--- PROBLEM DESCRIPTION ---
State only the number of lines that contain the string "screenshot".

--- RECORDS FOR THIS EXERCISE ---

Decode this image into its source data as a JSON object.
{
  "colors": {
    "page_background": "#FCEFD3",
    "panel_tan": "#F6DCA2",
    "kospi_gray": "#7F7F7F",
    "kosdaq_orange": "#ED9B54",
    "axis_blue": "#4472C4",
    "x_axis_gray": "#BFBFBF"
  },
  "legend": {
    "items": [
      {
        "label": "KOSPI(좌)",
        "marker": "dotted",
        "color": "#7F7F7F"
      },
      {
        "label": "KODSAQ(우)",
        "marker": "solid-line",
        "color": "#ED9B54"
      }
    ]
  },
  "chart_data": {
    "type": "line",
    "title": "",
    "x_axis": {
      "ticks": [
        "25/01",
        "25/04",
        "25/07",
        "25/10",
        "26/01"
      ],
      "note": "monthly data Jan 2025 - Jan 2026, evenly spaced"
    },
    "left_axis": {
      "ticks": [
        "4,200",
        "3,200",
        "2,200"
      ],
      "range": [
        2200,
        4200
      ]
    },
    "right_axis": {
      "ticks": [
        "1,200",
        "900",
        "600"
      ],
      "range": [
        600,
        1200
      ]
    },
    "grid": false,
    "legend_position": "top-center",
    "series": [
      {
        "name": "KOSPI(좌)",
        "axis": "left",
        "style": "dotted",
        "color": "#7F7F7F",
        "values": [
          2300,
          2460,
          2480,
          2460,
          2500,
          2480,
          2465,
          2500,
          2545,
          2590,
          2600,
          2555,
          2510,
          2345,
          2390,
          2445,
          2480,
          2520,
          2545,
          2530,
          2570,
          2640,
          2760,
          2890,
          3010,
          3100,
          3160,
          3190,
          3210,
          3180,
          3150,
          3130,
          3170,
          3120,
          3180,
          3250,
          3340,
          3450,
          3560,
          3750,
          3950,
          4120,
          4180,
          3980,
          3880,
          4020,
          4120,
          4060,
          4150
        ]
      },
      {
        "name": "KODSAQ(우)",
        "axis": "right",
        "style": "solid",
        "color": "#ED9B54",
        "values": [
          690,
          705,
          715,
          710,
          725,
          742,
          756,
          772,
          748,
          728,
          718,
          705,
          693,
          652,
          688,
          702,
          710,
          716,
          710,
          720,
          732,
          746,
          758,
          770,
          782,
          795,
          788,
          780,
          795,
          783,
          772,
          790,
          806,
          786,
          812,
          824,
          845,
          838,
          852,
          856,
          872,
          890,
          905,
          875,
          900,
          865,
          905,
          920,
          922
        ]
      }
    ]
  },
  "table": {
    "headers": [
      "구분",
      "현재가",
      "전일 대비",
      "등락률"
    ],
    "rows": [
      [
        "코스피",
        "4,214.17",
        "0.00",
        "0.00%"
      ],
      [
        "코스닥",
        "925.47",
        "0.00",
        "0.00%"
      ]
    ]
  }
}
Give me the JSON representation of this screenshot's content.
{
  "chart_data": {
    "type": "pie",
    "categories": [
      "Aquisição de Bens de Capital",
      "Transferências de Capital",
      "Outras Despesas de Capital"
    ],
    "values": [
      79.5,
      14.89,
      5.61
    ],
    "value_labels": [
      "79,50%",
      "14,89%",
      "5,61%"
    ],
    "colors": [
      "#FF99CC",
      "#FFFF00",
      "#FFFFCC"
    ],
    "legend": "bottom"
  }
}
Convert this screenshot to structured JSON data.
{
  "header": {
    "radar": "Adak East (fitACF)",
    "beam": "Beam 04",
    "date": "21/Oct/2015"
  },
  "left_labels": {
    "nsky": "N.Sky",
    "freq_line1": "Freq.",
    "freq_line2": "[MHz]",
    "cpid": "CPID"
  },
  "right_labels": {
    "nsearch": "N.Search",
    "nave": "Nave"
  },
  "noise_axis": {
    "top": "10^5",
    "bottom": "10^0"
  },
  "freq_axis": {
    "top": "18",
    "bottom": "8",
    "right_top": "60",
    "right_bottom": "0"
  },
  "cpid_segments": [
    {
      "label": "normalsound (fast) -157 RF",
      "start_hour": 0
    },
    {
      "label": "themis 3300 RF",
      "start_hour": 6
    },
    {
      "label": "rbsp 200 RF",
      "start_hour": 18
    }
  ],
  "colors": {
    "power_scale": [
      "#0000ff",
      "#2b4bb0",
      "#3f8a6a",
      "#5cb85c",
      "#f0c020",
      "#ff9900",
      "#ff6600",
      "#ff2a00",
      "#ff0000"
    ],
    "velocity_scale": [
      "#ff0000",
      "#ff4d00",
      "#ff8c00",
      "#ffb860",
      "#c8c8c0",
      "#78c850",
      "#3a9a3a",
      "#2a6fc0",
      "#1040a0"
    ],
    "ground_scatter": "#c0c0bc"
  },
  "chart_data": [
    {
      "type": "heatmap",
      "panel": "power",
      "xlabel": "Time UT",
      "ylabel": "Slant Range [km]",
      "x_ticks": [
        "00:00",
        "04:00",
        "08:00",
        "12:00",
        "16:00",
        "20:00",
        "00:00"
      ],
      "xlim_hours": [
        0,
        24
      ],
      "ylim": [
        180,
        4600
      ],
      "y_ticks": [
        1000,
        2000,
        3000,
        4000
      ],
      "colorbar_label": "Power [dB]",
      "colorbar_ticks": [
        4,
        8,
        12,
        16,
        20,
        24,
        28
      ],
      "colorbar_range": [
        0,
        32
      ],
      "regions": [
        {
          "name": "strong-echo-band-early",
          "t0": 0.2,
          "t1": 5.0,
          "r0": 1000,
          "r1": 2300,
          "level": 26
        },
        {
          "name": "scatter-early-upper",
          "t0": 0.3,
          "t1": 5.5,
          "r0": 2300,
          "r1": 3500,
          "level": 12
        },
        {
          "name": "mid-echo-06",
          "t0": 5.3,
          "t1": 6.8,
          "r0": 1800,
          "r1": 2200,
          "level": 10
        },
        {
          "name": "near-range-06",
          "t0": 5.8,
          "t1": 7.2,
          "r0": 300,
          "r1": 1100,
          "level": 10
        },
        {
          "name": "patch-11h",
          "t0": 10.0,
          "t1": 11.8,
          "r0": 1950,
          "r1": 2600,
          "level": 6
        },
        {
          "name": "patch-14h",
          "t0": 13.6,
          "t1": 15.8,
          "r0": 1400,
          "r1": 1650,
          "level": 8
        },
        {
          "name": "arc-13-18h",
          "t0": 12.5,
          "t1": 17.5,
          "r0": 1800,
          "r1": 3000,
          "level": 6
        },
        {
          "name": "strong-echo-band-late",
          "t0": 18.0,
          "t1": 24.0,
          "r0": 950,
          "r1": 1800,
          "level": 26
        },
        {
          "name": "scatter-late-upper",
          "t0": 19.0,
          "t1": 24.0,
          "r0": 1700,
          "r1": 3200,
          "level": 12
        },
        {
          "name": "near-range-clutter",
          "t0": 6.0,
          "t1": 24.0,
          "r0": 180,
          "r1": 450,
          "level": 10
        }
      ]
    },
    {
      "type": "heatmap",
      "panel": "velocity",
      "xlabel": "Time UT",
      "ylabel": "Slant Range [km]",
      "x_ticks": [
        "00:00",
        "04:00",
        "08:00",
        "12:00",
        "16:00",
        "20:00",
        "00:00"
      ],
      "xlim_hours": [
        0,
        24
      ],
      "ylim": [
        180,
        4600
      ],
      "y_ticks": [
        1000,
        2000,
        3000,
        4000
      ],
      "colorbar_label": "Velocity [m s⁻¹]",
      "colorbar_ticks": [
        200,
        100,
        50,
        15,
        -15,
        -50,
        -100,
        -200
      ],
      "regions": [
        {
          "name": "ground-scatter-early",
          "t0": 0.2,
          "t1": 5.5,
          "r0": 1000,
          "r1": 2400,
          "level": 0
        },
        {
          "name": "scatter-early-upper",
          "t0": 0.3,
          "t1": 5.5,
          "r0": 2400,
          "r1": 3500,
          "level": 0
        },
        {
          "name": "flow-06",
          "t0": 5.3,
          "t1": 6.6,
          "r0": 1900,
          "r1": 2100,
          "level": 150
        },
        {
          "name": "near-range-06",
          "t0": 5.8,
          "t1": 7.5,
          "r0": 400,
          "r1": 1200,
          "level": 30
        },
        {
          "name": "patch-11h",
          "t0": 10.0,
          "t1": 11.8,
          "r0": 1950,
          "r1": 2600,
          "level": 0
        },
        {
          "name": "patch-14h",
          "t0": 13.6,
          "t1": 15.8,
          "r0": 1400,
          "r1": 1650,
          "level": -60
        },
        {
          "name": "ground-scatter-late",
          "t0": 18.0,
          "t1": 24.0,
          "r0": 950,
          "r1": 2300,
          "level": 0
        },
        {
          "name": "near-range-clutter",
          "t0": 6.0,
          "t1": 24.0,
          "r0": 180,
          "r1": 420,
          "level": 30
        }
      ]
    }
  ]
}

--- EXERCISE RESPONSE ---
2